* EXERCISE TASK: Select every line holding the word "dengan" and copy it.

* Some records:
········

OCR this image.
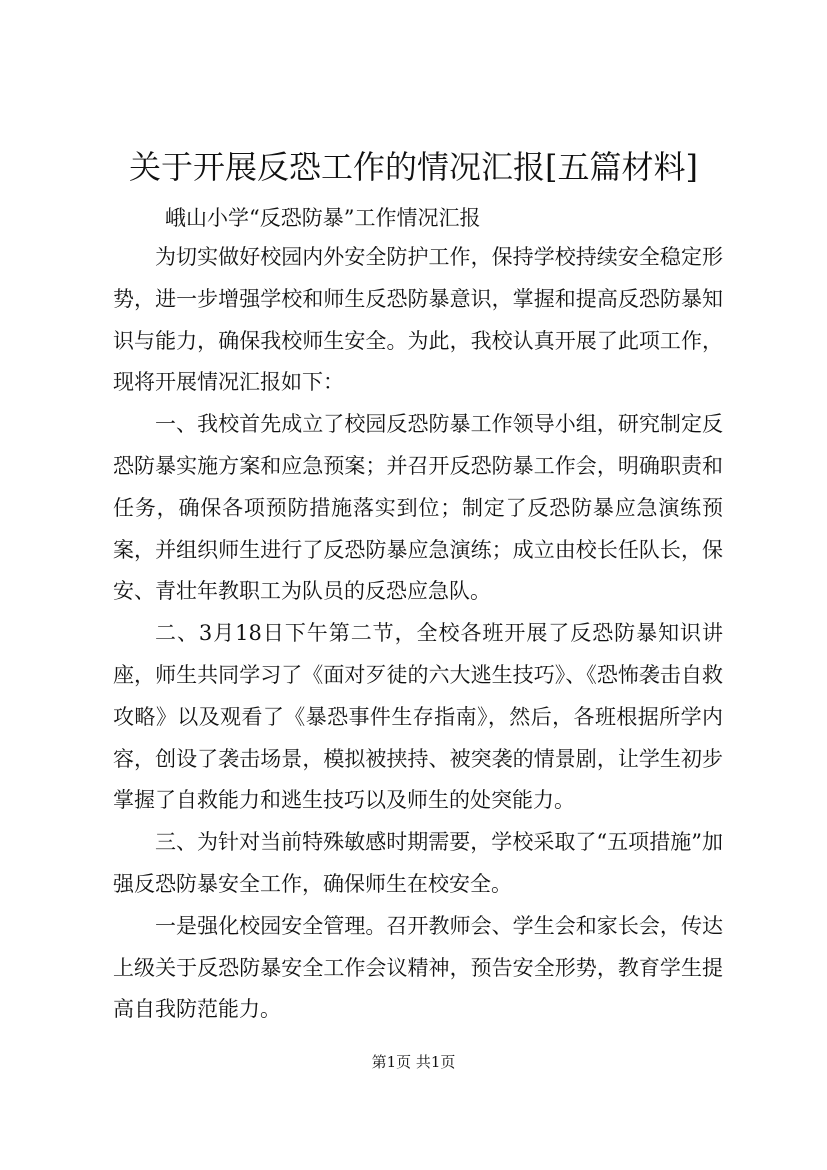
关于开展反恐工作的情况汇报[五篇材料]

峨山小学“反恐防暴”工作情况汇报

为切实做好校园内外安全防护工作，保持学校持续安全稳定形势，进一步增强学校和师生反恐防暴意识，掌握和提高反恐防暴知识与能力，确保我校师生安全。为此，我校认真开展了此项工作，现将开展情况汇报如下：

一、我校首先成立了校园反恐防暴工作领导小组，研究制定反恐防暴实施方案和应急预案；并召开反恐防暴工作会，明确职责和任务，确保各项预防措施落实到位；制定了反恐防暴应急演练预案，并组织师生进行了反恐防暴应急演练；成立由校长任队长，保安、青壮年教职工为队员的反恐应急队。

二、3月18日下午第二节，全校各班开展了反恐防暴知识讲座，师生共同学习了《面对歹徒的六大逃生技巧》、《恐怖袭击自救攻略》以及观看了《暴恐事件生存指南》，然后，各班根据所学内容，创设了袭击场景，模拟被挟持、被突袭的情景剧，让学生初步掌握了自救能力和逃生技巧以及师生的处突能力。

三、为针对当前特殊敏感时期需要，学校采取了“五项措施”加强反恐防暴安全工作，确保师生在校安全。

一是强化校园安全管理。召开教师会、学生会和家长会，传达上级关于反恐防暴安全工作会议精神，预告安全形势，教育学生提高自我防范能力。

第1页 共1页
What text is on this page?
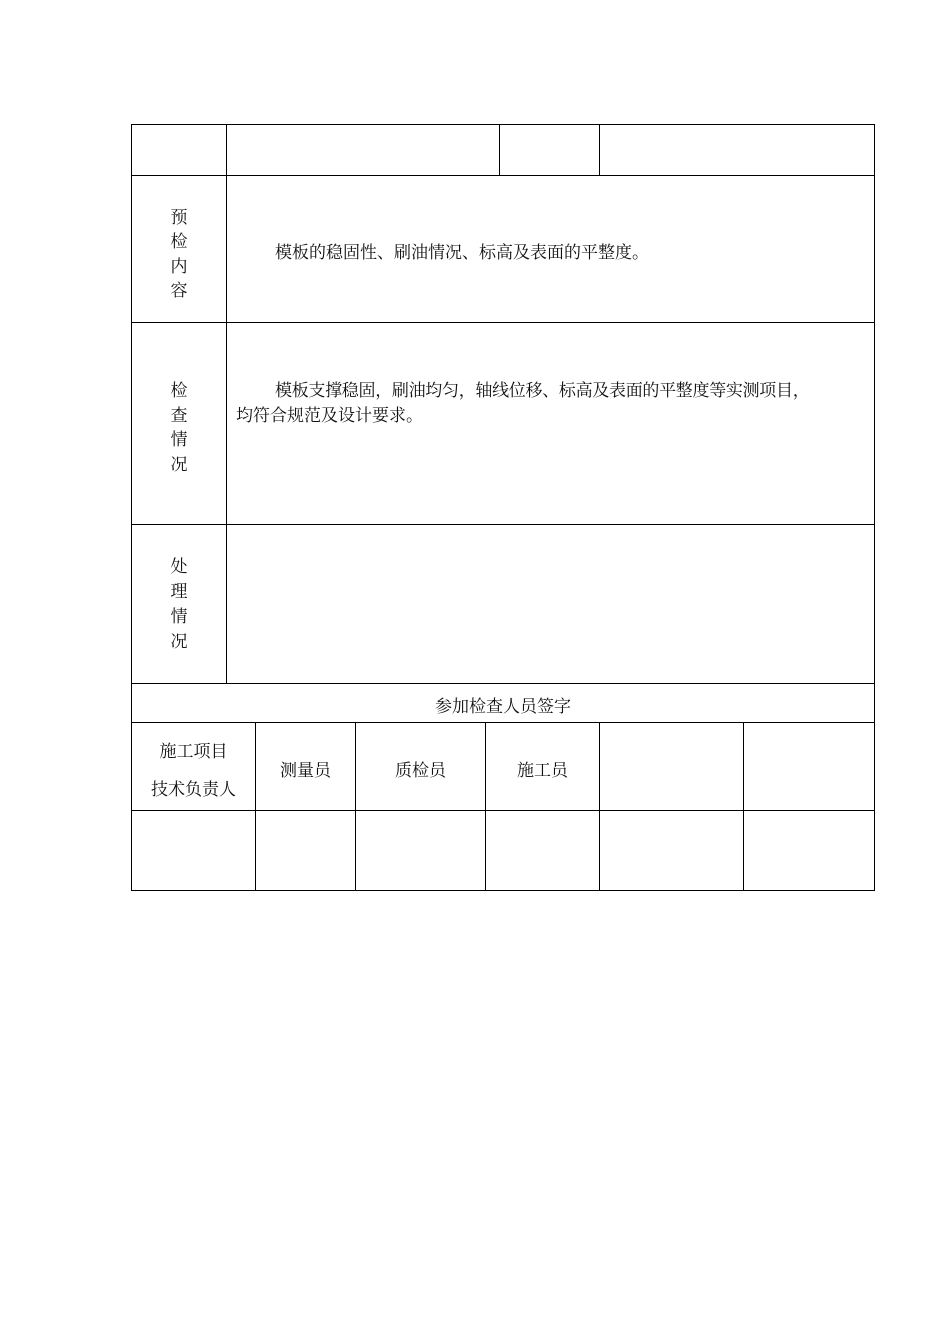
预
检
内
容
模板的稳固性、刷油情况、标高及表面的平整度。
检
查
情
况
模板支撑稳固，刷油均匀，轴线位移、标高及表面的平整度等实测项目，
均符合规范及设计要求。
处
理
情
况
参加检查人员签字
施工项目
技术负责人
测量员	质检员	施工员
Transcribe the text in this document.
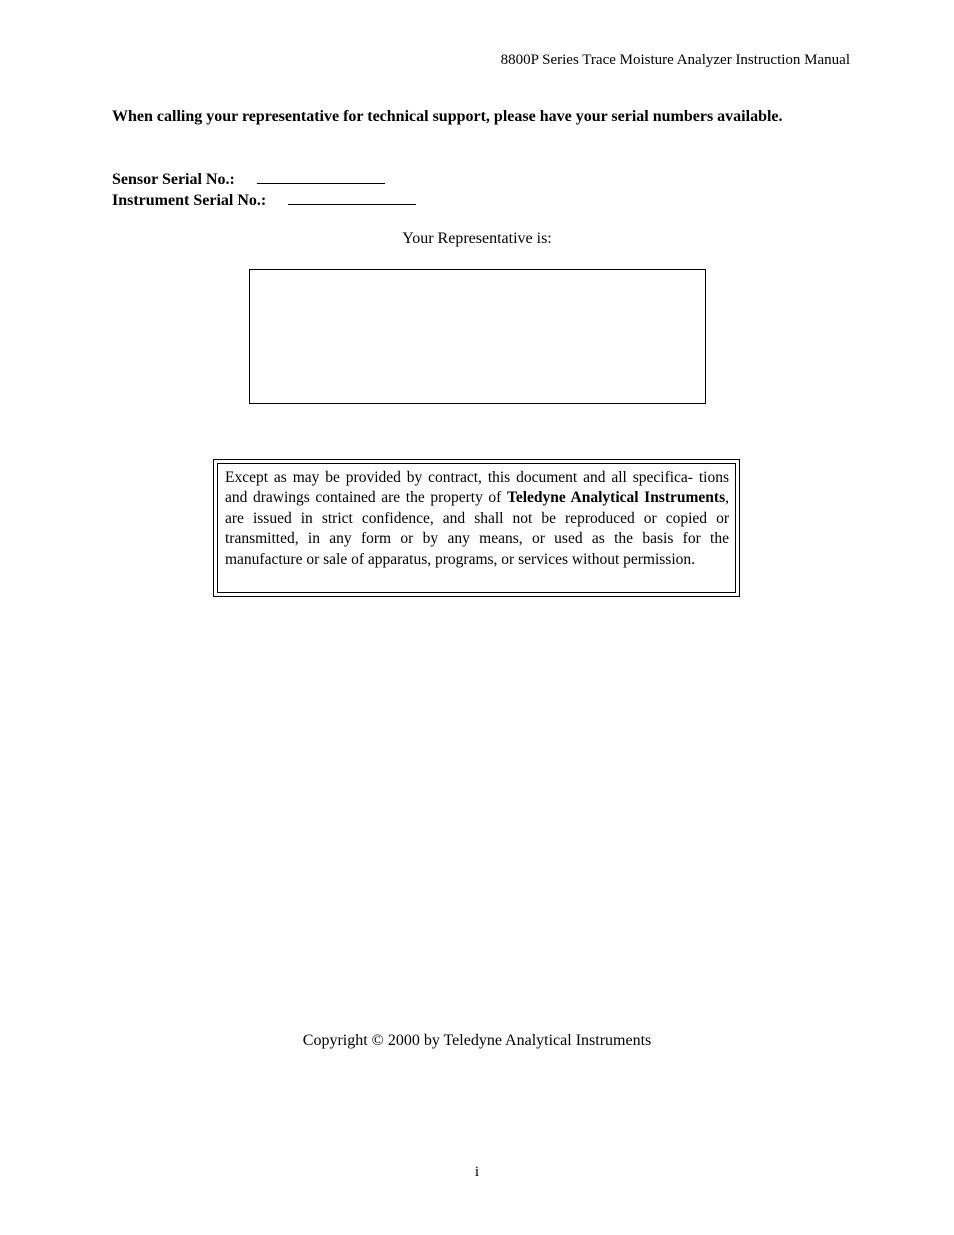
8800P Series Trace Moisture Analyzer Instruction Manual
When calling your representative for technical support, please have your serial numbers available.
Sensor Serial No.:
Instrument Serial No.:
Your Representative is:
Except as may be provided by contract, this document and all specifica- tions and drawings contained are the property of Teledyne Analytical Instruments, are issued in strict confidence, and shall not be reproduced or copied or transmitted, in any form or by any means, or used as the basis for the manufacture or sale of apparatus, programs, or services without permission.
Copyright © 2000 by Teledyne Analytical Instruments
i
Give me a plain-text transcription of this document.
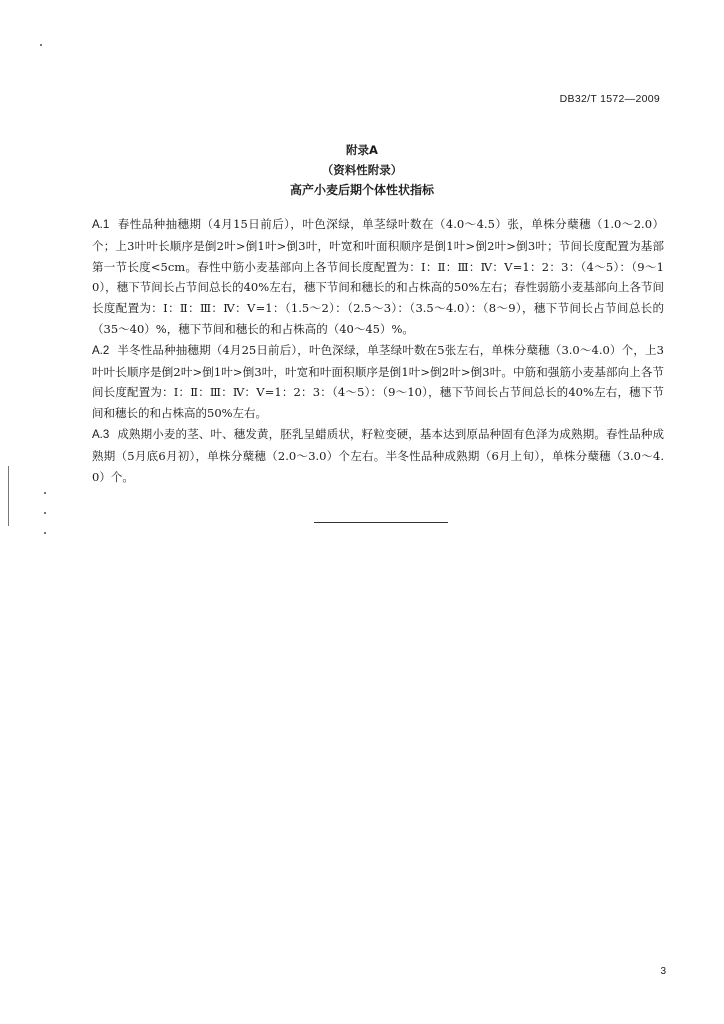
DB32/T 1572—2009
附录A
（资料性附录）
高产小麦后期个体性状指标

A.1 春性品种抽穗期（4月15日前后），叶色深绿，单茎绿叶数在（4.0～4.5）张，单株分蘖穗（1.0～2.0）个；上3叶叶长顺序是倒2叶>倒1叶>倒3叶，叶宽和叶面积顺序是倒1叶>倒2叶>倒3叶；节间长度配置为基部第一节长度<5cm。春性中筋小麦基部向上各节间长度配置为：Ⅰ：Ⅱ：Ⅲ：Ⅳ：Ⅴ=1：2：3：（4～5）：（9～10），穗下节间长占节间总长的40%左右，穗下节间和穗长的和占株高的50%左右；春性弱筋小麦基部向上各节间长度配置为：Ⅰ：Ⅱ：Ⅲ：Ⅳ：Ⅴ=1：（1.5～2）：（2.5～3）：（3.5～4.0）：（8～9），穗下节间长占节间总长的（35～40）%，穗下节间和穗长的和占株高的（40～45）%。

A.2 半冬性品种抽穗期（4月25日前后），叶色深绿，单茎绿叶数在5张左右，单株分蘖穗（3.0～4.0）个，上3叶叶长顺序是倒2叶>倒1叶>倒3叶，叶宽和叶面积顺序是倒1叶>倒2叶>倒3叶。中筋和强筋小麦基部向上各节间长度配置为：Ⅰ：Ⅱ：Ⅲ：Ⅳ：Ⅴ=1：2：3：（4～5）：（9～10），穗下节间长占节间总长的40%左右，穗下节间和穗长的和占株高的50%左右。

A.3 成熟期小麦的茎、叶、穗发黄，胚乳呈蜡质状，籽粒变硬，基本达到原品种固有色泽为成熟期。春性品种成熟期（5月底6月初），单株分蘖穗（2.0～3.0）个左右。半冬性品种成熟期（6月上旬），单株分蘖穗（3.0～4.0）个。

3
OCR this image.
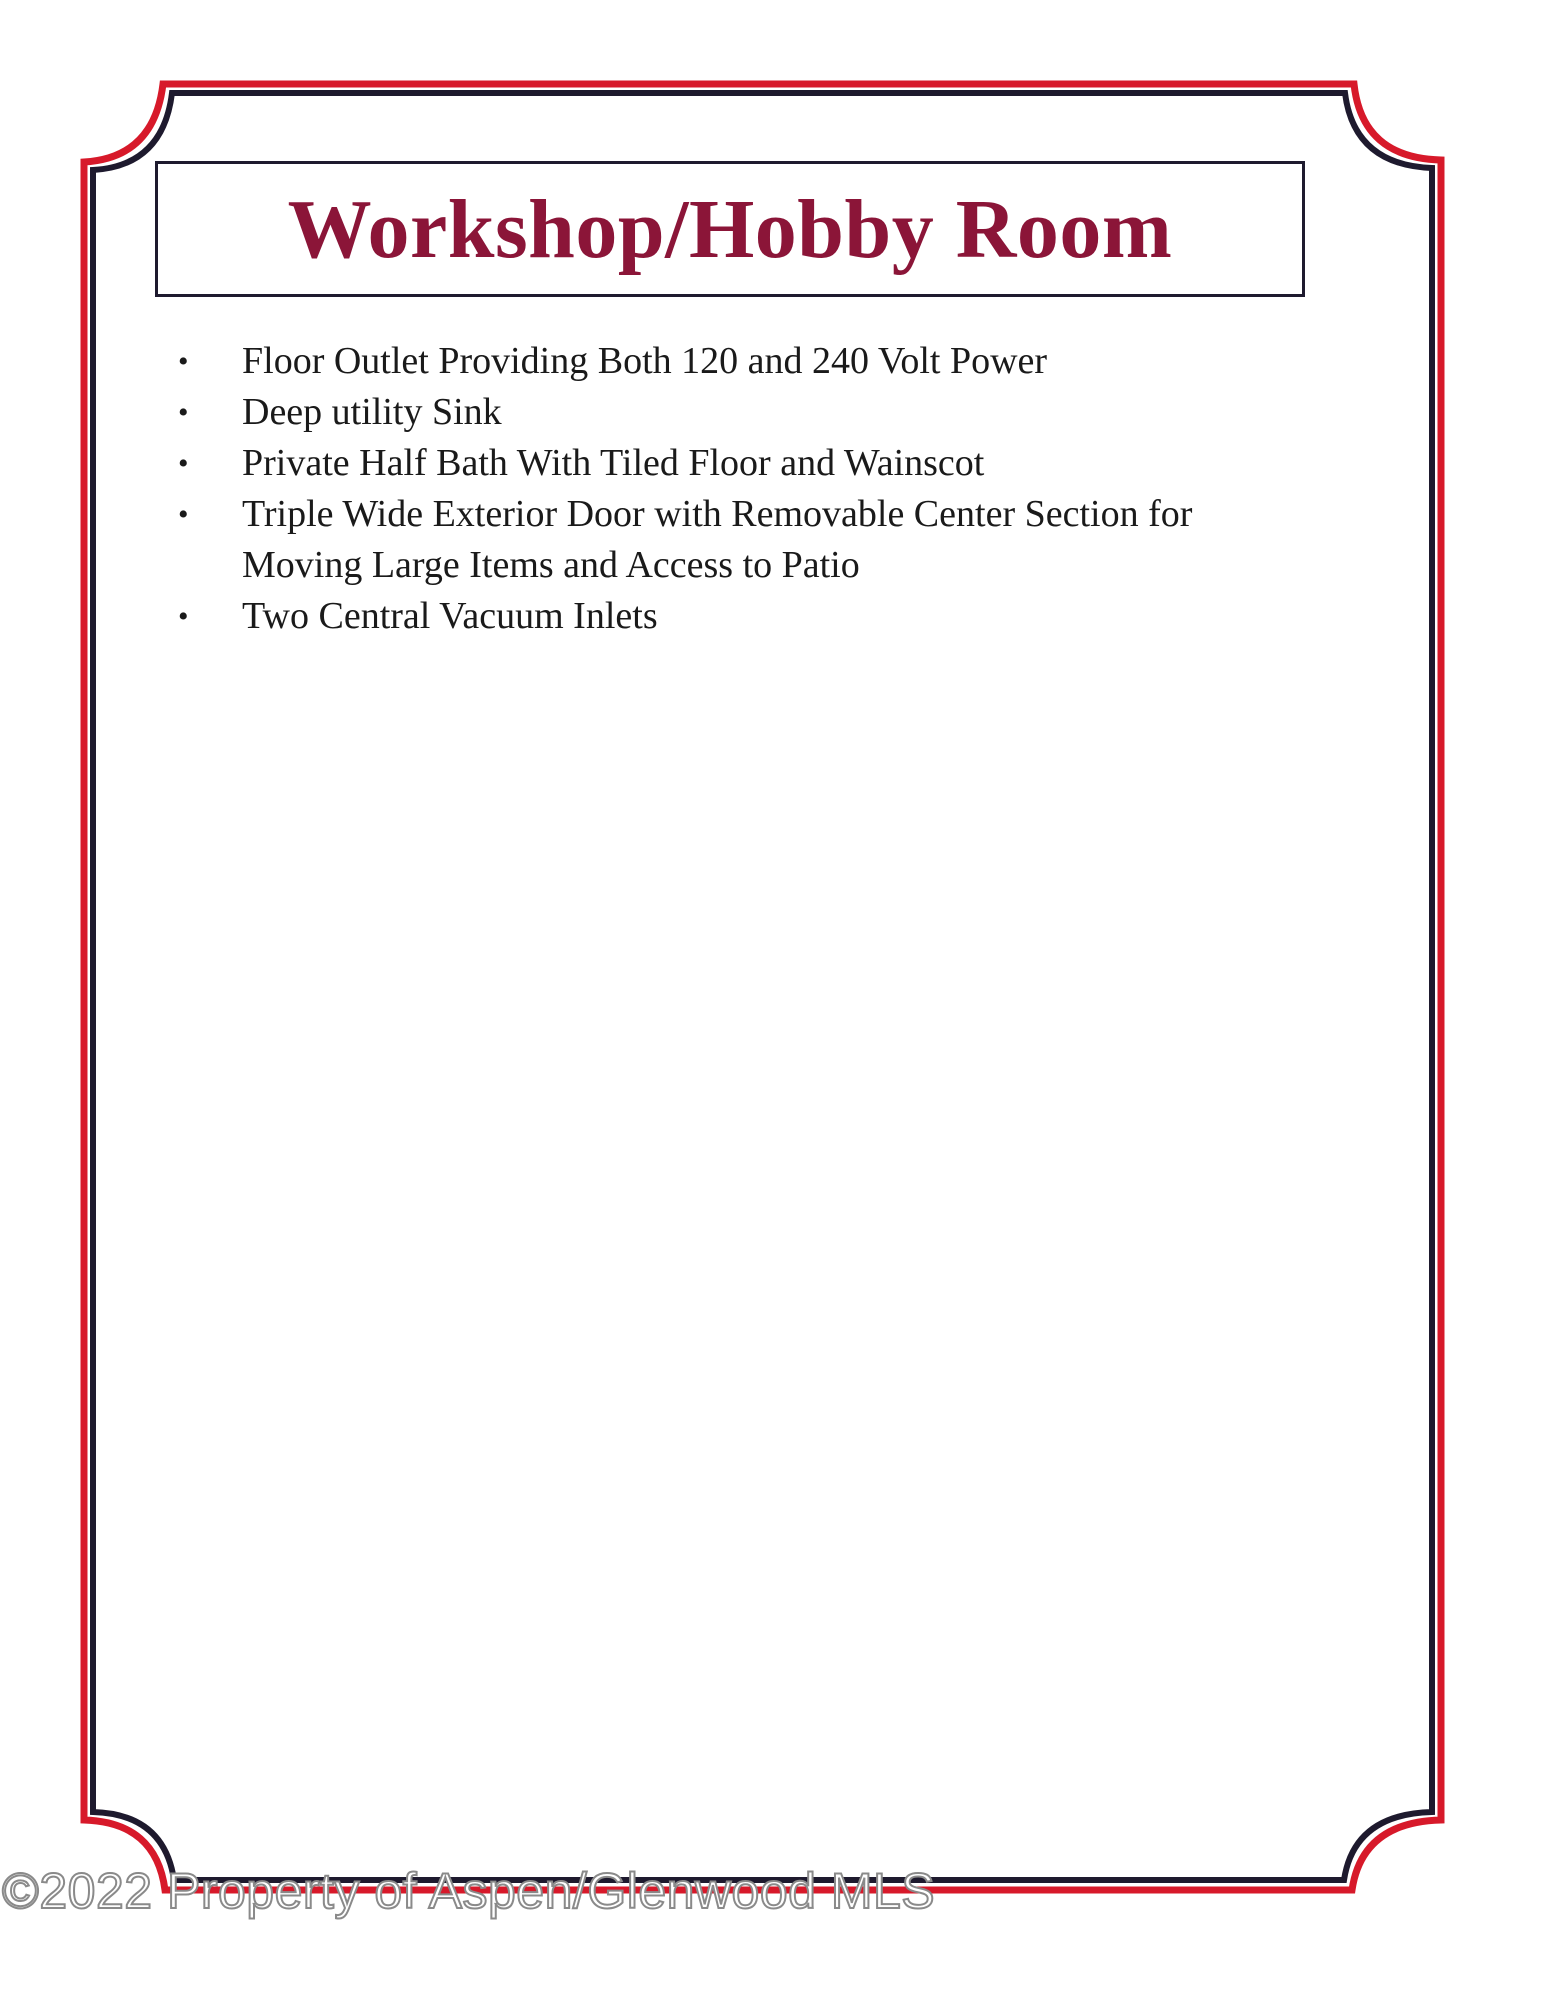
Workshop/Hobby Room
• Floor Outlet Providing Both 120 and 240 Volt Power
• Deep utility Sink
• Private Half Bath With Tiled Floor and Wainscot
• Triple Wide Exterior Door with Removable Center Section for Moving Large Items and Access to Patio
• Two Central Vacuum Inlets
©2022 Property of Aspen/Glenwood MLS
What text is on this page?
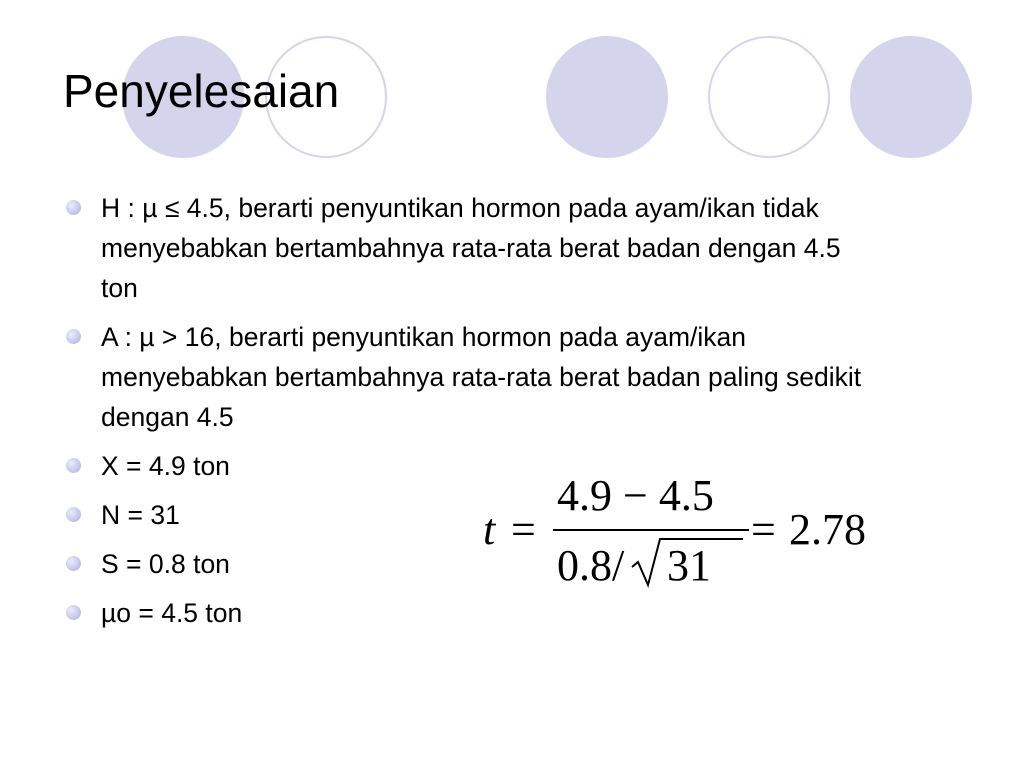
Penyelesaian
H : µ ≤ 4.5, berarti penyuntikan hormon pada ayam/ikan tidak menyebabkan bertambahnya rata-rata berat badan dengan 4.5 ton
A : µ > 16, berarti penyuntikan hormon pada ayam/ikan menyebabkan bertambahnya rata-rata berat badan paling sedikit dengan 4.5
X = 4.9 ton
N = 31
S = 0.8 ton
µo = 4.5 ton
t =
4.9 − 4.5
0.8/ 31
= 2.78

········

* RESPONSE FOR THIS EXERCISE:
H : µ ≤ 4.5, berarti penyuntikan hormon pada ayam/ikan tidak menyebabkan bertambahnya rata-rata berat badan dengan 4.5 ton
A : µ > 16, berarti penyuntikan hormon pada ayam/ikan menyebabkan bertambahnya rata-rata berat badan paling sedikit dengan 4.5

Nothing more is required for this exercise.